(Dataset records)
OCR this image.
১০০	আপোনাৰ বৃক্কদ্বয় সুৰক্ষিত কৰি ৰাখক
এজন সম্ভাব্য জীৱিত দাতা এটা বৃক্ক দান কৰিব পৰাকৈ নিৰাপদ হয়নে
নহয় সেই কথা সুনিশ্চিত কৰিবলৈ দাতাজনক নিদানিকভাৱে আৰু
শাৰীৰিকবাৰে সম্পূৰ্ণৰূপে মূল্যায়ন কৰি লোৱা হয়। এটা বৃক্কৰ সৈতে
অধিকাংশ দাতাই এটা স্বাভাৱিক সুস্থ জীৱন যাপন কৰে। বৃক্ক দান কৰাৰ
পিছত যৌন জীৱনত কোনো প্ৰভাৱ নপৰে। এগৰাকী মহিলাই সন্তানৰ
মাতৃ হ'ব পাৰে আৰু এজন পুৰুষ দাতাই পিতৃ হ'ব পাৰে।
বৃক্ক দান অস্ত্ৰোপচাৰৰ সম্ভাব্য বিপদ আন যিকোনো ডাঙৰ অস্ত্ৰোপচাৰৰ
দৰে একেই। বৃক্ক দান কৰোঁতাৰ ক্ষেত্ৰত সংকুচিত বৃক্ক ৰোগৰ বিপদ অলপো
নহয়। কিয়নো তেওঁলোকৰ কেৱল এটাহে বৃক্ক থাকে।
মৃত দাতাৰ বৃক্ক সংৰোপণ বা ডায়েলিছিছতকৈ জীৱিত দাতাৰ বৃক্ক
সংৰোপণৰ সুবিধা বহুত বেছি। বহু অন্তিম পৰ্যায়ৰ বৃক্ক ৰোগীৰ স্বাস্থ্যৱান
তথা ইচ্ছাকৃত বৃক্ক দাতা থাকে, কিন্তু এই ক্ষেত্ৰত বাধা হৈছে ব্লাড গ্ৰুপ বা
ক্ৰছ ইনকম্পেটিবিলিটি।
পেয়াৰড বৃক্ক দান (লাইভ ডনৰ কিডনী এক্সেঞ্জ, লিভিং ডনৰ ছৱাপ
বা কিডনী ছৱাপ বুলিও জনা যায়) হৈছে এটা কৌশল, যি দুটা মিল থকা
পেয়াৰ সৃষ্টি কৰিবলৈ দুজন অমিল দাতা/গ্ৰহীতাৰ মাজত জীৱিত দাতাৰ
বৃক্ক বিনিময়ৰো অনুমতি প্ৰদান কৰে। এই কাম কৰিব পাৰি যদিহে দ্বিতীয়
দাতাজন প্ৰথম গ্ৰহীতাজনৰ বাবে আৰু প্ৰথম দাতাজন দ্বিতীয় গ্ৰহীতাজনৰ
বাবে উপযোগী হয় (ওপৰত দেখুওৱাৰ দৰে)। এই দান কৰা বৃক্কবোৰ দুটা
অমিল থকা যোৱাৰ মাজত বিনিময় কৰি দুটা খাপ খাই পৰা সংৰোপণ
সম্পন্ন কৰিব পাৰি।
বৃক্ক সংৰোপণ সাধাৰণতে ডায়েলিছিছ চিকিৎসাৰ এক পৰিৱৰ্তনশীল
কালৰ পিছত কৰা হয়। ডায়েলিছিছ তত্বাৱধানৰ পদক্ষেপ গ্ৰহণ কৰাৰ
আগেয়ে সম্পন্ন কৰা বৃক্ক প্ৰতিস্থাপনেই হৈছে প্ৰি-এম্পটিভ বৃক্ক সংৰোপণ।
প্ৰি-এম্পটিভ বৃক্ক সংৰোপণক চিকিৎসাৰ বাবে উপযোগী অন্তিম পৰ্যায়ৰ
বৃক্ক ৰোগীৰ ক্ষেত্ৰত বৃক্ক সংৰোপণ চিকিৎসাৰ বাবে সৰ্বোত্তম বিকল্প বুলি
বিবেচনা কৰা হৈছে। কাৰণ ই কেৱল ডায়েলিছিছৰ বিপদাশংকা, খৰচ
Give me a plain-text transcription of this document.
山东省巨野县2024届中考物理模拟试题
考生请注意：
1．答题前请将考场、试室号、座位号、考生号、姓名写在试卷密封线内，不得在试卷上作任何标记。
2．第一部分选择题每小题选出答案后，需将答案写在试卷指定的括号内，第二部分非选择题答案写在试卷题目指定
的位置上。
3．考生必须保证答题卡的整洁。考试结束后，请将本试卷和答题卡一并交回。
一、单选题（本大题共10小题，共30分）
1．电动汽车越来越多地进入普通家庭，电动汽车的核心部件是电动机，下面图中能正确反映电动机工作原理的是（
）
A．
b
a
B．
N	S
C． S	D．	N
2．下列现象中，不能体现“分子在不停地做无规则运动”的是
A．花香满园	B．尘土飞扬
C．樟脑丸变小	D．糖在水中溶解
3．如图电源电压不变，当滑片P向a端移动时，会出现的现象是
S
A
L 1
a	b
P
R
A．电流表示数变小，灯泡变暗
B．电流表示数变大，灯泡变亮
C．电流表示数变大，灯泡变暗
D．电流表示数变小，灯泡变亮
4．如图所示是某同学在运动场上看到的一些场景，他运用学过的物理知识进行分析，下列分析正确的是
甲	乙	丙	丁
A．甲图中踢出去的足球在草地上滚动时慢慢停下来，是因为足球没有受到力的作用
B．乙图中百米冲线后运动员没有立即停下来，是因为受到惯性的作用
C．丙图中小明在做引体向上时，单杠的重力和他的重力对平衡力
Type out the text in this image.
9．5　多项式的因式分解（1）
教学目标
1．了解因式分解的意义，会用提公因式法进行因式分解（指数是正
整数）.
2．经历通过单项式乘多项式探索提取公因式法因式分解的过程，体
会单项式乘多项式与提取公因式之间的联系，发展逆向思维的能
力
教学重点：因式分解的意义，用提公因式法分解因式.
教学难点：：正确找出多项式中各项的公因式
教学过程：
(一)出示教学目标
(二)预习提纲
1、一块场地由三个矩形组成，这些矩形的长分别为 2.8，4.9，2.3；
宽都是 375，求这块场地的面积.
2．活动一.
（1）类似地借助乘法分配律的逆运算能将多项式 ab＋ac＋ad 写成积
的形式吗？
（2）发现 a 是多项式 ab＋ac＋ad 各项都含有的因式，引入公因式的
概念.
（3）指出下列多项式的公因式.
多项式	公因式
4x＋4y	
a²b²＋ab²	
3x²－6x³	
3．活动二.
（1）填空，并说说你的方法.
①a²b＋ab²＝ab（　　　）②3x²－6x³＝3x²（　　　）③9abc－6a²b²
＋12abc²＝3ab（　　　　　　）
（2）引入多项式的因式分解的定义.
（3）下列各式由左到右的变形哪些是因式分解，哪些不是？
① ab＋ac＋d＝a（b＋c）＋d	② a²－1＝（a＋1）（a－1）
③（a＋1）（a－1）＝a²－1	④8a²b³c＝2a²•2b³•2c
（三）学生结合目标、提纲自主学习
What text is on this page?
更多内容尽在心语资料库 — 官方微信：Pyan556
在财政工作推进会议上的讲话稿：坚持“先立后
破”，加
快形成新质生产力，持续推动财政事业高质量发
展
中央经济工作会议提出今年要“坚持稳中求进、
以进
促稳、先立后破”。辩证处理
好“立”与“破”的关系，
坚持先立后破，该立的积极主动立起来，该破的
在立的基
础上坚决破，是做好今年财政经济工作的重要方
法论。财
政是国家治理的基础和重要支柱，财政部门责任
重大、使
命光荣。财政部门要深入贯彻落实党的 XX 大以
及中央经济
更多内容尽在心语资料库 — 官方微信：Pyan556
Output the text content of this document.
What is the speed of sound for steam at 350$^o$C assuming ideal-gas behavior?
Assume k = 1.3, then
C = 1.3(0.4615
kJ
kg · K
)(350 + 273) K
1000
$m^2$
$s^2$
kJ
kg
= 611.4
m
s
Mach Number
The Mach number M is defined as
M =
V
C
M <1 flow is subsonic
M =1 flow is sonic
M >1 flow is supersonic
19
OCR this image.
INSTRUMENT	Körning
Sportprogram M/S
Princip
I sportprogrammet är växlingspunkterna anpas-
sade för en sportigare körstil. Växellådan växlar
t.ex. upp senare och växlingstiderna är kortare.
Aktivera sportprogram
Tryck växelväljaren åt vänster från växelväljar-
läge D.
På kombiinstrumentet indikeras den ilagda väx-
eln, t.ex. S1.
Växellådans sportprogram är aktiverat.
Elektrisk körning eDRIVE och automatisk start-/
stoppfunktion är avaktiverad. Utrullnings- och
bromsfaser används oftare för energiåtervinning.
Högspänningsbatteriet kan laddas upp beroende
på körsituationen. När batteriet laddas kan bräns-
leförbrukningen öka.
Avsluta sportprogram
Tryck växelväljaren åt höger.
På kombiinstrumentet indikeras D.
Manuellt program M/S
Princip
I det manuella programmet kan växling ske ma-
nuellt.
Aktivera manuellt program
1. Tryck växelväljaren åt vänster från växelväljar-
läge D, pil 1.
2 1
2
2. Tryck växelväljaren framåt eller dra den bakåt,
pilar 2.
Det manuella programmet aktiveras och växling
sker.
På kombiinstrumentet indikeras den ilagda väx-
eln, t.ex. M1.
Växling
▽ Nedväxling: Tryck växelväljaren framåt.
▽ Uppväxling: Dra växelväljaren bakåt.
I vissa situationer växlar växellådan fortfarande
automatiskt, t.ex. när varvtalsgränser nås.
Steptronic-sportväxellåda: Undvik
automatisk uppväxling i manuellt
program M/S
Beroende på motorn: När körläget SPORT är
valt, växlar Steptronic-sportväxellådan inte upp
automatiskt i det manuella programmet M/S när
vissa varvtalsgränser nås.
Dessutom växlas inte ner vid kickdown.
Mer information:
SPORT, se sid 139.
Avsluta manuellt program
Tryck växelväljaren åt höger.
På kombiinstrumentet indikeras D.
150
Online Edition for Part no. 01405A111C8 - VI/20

▶ **PROBLEM TO WORK ON**:
Which lines of the data above contain "text"? Copy each one.

▶ **OUTPUT FOR THIS TASK**:
Give me a plain-text transcription of this document.
Type out the text in this image.
What text is on this page?
Output the text content of this document.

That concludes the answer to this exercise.